▶ DATA FOR THIS EXERCISE:
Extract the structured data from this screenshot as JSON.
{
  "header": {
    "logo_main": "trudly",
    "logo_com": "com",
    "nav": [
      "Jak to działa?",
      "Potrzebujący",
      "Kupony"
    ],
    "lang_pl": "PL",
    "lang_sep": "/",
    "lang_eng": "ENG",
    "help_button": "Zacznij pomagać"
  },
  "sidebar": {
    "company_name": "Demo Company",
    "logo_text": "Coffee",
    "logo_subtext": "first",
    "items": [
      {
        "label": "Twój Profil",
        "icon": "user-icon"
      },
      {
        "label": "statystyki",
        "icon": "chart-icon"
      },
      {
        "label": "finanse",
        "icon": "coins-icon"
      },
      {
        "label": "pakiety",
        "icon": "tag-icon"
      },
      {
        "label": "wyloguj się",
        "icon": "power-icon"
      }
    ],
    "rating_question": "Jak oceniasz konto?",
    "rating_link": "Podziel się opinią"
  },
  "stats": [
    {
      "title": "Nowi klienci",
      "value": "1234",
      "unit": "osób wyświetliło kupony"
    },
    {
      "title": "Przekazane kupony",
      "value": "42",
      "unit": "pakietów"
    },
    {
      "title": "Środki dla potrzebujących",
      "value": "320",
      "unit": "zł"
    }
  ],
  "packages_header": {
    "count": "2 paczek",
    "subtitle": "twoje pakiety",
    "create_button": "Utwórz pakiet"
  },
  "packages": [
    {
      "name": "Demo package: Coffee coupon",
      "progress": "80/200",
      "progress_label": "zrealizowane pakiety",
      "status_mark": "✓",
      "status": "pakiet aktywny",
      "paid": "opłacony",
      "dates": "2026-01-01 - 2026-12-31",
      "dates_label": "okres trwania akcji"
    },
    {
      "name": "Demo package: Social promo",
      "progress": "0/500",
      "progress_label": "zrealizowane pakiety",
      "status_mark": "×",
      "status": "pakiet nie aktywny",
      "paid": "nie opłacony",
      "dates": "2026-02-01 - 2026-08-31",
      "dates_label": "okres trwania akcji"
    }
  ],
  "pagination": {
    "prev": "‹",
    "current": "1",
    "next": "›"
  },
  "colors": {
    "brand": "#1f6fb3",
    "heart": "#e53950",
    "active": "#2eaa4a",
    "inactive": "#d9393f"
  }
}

▶ GOAL OF THE EXERCISE: Gather up every line from the listing above in which the word "unit" occurs.

▶ EXERCISE OUTPUT:
      "unit": "osób wyświetliło kupony"
      "unit": "pakietów"
      "unit": "zł"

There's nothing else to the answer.